§ **Required task**
Gather all lines with the word "title" in them.

Records from a collection
____________

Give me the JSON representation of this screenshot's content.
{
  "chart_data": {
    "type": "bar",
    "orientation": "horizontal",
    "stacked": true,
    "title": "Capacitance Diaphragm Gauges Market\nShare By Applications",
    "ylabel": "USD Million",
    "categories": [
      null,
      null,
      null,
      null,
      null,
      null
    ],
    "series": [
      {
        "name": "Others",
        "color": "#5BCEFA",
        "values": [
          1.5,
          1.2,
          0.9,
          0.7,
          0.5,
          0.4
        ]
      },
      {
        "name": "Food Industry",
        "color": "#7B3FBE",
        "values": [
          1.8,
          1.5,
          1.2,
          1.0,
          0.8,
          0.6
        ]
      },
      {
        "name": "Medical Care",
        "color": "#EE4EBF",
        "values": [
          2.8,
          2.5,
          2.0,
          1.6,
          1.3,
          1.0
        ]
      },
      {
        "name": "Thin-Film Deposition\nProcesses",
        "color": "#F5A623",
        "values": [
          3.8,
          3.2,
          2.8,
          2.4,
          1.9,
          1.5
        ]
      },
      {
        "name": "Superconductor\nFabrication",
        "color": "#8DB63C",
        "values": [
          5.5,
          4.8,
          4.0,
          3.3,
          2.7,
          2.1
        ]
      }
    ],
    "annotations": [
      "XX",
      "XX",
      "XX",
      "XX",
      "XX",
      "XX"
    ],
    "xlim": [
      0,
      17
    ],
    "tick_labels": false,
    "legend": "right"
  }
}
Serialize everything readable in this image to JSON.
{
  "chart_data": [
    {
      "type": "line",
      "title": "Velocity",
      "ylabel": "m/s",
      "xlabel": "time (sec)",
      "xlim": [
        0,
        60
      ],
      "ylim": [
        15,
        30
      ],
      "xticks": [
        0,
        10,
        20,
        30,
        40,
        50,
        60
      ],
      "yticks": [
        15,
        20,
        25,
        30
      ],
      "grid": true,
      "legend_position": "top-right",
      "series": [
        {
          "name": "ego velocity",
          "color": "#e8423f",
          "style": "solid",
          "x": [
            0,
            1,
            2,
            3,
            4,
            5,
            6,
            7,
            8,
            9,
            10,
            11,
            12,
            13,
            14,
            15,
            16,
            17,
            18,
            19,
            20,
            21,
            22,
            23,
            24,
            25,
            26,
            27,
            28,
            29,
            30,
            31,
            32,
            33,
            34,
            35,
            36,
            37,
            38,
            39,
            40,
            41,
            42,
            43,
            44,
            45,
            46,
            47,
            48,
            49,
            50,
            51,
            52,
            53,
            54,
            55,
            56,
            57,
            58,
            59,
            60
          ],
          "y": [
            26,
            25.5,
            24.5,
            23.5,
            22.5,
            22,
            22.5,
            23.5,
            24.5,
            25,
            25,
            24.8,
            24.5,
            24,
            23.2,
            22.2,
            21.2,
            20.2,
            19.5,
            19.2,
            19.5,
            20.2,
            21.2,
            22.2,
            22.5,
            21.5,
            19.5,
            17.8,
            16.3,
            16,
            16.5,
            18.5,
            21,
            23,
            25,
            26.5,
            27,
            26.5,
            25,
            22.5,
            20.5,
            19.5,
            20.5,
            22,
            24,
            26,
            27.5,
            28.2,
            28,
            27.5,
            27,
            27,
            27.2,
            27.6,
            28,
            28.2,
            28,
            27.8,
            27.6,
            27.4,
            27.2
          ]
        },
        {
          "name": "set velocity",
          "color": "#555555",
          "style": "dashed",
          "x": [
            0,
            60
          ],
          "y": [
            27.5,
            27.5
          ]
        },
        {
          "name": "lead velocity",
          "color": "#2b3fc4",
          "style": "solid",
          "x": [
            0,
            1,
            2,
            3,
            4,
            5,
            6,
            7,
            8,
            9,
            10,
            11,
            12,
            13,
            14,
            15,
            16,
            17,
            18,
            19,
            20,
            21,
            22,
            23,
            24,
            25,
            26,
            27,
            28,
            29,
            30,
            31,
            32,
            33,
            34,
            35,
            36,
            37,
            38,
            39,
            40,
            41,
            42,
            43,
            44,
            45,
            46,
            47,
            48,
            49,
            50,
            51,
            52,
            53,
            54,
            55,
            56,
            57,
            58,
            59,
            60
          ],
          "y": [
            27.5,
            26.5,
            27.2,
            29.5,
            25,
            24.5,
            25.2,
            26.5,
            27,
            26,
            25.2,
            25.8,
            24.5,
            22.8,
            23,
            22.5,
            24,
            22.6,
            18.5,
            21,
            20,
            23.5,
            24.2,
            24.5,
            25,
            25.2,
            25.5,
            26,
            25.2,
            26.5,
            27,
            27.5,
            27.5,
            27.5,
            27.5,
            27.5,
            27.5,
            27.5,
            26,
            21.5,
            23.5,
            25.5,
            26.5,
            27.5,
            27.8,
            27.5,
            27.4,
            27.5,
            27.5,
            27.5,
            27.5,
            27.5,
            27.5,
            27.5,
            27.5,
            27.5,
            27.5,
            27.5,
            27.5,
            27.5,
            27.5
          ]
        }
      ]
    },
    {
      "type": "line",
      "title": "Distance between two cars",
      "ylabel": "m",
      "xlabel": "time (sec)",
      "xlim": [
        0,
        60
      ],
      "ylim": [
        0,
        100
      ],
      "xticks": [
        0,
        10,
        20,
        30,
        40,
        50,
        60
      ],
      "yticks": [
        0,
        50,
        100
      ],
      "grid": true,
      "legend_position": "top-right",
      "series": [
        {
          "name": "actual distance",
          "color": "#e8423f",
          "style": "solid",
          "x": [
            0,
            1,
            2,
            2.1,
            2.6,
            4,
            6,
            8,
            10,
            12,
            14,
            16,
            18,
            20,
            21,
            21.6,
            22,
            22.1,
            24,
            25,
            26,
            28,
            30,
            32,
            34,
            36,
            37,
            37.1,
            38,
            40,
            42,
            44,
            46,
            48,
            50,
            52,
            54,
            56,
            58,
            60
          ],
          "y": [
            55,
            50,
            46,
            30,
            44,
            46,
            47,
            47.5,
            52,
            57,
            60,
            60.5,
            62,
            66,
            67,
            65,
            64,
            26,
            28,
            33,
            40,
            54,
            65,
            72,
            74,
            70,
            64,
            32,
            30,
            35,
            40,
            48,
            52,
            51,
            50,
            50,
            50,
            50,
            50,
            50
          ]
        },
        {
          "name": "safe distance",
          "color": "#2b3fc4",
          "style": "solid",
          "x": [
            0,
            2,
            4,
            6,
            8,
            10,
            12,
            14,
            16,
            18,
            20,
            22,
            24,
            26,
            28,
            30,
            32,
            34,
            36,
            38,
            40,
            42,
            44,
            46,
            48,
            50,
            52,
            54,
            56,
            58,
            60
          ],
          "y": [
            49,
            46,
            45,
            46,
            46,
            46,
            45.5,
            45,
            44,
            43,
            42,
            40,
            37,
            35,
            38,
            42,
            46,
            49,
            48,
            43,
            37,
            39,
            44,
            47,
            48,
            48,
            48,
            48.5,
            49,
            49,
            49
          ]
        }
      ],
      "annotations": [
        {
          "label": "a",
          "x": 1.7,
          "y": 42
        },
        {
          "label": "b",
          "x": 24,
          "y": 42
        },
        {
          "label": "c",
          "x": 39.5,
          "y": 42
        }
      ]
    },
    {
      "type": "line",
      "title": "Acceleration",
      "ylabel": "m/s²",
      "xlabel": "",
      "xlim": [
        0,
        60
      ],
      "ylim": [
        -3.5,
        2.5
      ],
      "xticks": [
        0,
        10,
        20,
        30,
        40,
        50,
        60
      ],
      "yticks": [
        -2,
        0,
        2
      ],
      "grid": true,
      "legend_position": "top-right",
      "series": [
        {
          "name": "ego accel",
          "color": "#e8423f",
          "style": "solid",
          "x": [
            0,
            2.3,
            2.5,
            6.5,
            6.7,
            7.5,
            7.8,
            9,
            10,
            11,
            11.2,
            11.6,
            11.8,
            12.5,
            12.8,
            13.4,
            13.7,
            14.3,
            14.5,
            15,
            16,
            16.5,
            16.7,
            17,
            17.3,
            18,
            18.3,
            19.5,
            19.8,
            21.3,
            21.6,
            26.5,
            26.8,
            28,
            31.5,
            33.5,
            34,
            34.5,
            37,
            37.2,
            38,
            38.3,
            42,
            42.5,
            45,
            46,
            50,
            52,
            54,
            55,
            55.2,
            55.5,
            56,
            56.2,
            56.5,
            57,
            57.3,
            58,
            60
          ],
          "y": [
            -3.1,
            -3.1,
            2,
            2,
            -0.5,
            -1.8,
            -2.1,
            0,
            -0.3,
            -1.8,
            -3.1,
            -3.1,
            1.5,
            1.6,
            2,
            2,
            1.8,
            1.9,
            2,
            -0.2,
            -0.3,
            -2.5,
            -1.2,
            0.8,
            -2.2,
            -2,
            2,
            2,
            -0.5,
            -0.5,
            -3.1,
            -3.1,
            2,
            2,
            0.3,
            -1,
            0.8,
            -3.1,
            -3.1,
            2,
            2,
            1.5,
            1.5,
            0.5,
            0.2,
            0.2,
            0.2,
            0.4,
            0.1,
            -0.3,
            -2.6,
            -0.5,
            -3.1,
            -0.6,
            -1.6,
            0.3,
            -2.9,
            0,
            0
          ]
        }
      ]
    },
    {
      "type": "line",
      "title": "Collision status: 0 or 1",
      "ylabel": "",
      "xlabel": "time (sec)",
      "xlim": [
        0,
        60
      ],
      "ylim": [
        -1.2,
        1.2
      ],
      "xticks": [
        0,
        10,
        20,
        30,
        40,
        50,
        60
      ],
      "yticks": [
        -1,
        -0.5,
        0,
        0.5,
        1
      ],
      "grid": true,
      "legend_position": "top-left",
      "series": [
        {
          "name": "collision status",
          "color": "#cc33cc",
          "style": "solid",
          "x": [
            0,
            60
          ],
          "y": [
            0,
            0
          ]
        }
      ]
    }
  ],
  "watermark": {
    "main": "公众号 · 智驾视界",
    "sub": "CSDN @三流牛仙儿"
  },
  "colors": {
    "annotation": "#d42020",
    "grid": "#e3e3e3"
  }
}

____________

§ **Output below**
    "title": "Capacitance Diaphragm Gauges Market\nShare By Applications",
      "title": "Velocity",
      "title": "Distance between two cars",
      "title": "Acceleration",
      "title": "Collision status: 0 or 1",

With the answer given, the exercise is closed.